SHORT EXERCISE
Pull each line holding the word "ανάπτυξης" from the data.
[RECORDS FOR THE EXERCISE start]
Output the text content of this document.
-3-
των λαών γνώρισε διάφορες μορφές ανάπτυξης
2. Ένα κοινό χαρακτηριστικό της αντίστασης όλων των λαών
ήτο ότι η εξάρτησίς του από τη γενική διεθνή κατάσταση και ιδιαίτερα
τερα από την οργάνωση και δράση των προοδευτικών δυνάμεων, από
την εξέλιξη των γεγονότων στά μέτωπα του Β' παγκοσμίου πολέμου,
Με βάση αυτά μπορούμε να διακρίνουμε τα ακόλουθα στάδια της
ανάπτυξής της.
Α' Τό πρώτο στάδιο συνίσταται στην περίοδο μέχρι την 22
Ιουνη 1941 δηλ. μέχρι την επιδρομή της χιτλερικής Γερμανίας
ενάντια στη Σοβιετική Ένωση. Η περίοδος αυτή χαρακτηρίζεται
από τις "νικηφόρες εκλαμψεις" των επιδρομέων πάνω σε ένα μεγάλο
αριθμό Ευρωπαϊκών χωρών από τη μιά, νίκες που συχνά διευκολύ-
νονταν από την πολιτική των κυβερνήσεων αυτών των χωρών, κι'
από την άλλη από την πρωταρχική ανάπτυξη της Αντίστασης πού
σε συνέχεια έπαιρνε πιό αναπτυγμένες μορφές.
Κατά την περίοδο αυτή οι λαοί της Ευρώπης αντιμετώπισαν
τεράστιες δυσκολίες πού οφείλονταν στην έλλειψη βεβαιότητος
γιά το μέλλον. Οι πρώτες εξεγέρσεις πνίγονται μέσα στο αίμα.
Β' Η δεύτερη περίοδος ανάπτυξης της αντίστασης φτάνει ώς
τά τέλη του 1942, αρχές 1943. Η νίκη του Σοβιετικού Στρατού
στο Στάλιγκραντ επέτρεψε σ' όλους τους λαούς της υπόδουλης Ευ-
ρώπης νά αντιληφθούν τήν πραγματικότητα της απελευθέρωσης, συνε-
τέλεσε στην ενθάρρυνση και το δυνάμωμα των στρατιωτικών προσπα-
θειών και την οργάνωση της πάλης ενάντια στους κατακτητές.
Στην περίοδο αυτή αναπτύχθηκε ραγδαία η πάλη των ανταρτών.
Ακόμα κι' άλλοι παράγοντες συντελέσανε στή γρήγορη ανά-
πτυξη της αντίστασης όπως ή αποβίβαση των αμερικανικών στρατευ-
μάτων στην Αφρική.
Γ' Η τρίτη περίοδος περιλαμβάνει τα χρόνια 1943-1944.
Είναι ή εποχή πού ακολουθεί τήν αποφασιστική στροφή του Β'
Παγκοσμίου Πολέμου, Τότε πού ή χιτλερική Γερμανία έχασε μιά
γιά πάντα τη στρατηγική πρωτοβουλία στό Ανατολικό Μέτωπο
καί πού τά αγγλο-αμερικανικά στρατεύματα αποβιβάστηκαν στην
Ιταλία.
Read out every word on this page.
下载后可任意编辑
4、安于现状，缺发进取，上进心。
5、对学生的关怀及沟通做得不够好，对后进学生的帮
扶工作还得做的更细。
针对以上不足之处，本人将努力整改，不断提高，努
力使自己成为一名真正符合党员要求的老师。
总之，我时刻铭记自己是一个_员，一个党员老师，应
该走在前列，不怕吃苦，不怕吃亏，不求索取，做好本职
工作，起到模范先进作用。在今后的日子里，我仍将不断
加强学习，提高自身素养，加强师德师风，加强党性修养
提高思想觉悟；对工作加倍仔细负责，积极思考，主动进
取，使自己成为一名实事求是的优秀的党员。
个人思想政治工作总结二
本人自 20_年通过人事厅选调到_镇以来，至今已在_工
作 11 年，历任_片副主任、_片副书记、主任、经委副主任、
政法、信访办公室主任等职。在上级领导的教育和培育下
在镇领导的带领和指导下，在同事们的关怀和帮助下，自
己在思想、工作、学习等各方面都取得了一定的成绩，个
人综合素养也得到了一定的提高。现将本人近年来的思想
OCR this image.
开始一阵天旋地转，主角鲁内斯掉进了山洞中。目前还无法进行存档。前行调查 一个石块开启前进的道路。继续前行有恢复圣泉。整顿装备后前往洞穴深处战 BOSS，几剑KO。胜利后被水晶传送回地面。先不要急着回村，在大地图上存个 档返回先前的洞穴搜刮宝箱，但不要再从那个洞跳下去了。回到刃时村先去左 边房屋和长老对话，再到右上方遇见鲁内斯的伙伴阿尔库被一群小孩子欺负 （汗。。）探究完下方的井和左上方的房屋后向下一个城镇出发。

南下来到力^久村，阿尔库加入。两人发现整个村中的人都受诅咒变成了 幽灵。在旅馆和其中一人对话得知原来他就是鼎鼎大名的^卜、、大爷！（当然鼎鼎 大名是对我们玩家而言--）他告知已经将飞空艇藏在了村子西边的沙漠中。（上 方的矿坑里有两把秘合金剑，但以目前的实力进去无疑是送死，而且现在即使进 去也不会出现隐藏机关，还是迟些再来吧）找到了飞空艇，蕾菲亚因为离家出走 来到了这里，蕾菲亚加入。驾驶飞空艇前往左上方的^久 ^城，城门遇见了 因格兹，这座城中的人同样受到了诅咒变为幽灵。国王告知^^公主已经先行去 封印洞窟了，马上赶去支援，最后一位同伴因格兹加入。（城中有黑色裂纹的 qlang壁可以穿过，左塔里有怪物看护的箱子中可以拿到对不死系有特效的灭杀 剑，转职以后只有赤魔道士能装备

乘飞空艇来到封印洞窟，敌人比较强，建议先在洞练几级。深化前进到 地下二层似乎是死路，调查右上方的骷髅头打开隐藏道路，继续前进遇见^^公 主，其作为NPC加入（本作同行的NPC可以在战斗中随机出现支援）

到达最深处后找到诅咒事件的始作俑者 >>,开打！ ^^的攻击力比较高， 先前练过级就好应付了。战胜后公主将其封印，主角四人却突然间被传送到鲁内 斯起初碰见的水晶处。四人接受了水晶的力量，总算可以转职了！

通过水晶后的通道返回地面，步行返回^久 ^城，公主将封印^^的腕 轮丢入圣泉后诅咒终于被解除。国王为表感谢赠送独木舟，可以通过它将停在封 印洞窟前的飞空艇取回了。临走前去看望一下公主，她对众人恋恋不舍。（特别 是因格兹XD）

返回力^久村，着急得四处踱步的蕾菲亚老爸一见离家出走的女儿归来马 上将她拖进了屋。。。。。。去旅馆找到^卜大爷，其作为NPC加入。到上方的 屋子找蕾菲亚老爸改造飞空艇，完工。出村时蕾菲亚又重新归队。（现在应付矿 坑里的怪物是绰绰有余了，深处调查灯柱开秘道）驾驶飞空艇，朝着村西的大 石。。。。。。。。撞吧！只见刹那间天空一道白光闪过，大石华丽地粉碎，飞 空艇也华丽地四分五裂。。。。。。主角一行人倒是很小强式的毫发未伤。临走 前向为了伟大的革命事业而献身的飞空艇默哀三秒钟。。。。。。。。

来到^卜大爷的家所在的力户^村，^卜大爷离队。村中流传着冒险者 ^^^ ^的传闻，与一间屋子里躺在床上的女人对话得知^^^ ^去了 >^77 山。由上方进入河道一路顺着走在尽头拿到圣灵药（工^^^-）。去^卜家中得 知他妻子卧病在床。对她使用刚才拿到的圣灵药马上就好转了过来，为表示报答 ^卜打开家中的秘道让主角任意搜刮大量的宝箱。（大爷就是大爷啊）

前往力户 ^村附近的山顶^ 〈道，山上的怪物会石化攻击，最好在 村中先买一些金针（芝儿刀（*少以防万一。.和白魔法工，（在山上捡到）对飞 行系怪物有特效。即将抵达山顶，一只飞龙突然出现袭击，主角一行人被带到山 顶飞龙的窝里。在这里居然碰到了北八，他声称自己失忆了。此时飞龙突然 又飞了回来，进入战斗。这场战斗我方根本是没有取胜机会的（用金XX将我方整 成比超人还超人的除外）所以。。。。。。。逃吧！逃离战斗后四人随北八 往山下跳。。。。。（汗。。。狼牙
[RECORDS FOR THE EXERCISE end]
EXERCISE ANSWER
των λαών γνώρισε διάφορες μορφές ανάπτυξης
Β' Η δεύτερη περίοδος ανάπτυξης της αντίστασης φτάνει ώς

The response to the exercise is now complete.